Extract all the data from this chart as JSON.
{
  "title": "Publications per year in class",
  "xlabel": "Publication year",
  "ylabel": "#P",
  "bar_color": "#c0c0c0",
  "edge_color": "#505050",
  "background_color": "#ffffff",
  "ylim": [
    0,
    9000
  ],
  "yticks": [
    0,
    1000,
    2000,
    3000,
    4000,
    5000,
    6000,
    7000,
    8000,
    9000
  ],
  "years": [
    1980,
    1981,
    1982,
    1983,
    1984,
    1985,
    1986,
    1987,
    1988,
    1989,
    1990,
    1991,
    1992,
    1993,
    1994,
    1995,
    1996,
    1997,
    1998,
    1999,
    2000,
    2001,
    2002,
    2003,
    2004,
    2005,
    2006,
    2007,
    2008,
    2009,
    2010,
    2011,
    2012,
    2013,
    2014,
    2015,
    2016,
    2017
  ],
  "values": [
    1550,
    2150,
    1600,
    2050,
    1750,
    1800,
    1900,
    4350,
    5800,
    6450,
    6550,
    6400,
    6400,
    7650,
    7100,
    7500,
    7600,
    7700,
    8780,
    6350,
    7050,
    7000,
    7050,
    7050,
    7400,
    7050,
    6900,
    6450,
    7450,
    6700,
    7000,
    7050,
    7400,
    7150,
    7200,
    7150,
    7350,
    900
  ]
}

> _The problem_: Retype the material in full, character for character.

> _The answer_:
Extract all the data from this chart as JSON.
{
  "title": "Publications per year in class",
  "xlabel": "Publication year",
  "ylabel": "#P",
  "bar_color": "#c0c0c0",
  "edge_color": "#505050",
  "background_color": "#ffffff",
  "ylim": [
    0,
    9000
  ],
  "yticks": [
    0,
    1000,
    2000,
    3000,
    4000,
    5000,
    6000,
    7000,
    8000,
    9000
  ],
  "years": [
    1980,
    1981,
    1982,
    1983,
    1984,
    1985,
    1986,
    1987,
    1988,
    1989,
    1990,
    1991,
    1992,
    1993,
    1994,
    1995,
    1996,
    1997,
    1998,
    1999,
    2000,
    2001,
    2002,
    2003,
    2004,
    2005,
    2006,
    2007,
    2008,
    2009,
    2010,
    2011,
    2012,
    2013,
    2014,
    2015,
    2016,
    2017
  ],
  "values": [
    1550,
    2150,
    1600,
    2050,
    1750,
    1800,
    1900,
    4350,
    5800,
    6450,
    6550,
    6400,
    6400,
    7650,
    7100,
    7500,
    7600,
    7700,
    8780,
    6350,
    7050,
    7000,
    7050,
    7050,
    7400,
    7050,
    6900,
    6450,
    7450,
    6700,
    7000,
    7050,
    7400,
    7150,
    7200,
    7150,
    7350,
    900
  ]
}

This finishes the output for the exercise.